Reproduce every one of the following items verbatim, leaving out the pictures.

(Extracted material)
******************************
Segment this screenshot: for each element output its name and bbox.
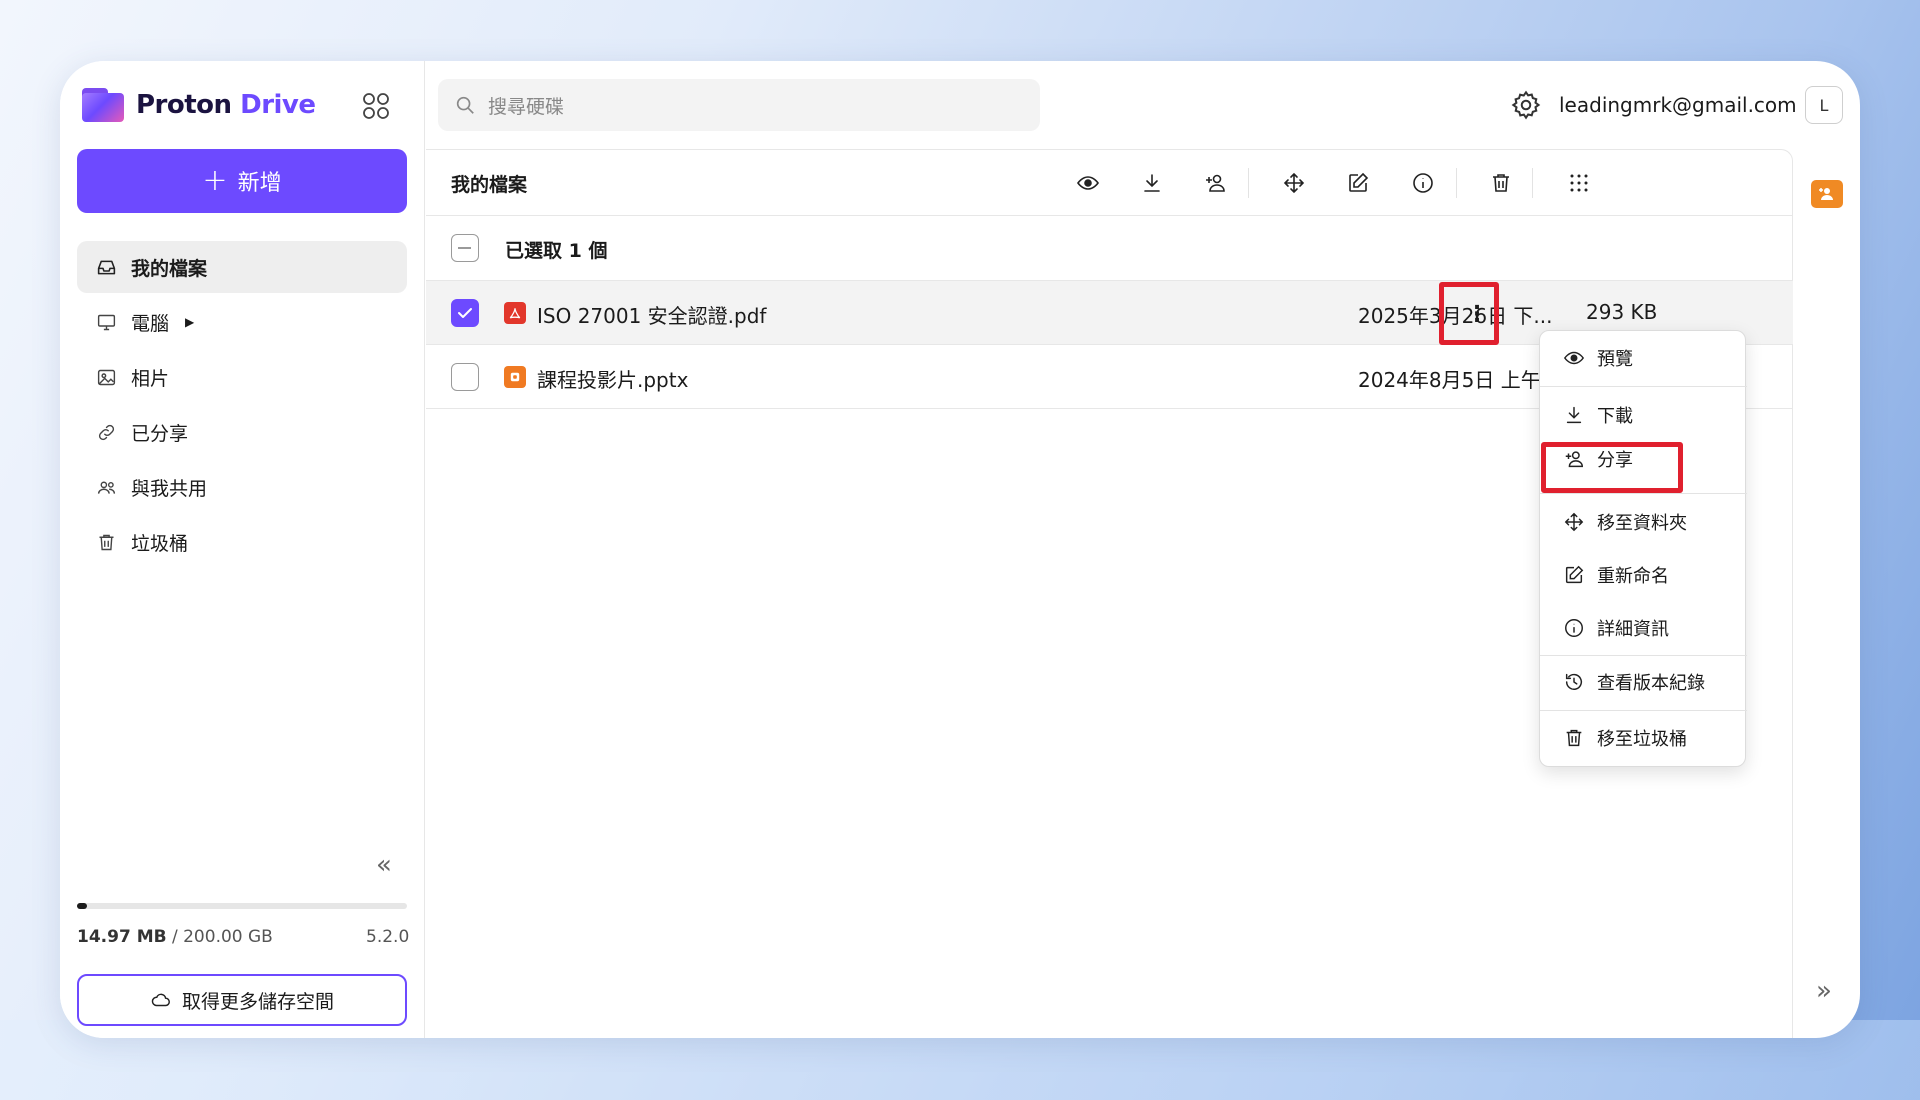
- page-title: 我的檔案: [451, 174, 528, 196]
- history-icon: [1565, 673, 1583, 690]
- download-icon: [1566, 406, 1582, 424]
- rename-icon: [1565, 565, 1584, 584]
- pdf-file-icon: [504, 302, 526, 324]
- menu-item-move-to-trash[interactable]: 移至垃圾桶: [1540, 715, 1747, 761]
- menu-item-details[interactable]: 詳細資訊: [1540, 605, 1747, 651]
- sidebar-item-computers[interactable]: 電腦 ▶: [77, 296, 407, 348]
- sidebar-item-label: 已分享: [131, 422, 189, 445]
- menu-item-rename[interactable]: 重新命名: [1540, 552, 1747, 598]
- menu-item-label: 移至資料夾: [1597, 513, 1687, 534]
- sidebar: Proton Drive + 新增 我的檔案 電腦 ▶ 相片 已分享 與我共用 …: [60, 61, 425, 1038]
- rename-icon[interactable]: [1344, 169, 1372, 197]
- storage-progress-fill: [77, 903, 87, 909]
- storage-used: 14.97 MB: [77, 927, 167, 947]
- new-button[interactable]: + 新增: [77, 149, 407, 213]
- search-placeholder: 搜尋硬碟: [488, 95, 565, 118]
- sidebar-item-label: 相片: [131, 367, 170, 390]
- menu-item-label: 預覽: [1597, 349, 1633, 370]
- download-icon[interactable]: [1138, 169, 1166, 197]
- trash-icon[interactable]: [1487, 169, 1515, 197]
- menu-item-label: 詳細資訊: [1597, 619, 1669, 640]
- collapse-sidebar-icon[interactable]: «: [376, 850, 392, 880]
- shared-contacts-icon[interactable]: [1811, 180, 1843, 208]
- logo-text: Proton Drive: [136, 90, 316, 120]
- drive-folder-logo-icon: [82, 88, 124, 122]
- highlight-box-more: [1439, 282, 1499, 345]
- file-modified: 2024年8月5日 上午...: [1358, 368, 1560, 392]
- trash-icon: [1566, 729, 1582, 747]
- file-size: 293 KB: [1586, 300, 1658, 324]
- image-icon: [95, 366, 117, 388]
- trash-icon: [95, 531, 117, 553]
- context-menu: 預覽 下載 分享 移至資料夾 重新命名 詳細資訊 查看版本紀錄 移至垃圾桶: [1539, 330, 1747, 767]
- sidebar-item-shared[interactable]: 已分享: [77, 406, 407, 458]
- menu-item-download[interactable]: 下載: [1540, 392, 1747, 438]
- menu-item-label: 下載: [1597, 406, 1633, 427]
******************************
(Task answer)
Segment this screenshot: for each element output its name and bbox.
- page-title: 我的檔案: [451, 174, 528, 196]
- history-icon: [1565, 673, 1583, 690]
- download-icon: [1566, 406, 1582, 424]
- rename-icon: [1565, 565, 1584, 584]
- pdf-file-icon: [504, 302, 526, 324]
- menu-item-move-to-trash[interactable]: 移至垃圾桶: [1540, 715, 1747, 761]
- menu-item-details[interactable]: 詳細資訊: [1540, 605, 1747, 651]
- sidebar-item-computers[interactable]: 電腦 ▶: [77, 296, 407, 348]
- sidebar-item-label: 已分享: [131, 422, 189, 445]
- menu-item-rename[interactable]: 重新命名: [1540, 552, 1747, 598]
- menu-item-label: 移至資料夾: [1597, 513, 1687, 534]
- sidebar: Proton Drive + 新增 我的檔案 電腦 ▶ 相片 已分享 與我共用 …: [60, 61, 425, 1038]
- rename-icon[interactable]: [1344, 169, 1372, 197]
- storage-progress-fill: [77, 903, 87, 909]
- storage-used: 14.97 MB: [77, 927, 167, 947]
- new-button[interactable]: + 新增: [77, 149, 407, 213]
- search-placeholder: 搜尋硬碟: [488, 95, 565, 118]
- sidebar-item-label: 相片: [131, 367, 170, 390]
- menu-item-label: 預覽: [1597, 349, 1633, 370]
- download-icon[interactable]: [1138, 169, 1166, 197]
- trash-icon[interactable]: [1487, 169, 1515, 197]
- menu-item-label: 詳細資訊: [1597, 619, 1669, 640]
- collapse-sidebar-icon[interactable]: «: [376, 850, 392, 880]
- shared-contacts-icon[interactable]: [1811, 180, 1843, 208]
- logo-text: Proton Drive: [136, 90, 316, 120]
- drive-folder-logo-icon: [82, 88, 124, 122]
- highlight-box-more: [1439, 282, 1499, 345]
- file-modified: 2024年8月5日 上午...: [1358, 368, 1560, 392]
- trash-icon: [1566, 729, 1582, 747]
- file-size: 293 KB: [1586, 300, 1658, 324]
- image-icon: [95, 366, 117, 388]
- trash-icon: [95, 531, 117, 553]
- context-menu: 預覽 下載 分享 移至資料夾 重新命名 詳細資訊 查看版本紀錄 移至垃圾桶: [1539, 330, 1747, 767]
- sidebar-item-shared[interactable]: 已分享: [77, 406, 407, 458]
- menu-item-download[interactable]: 下載: [1540, 392, 1747, 438]
- menu-item-label: 下載: [1597, 406, 1633, 427]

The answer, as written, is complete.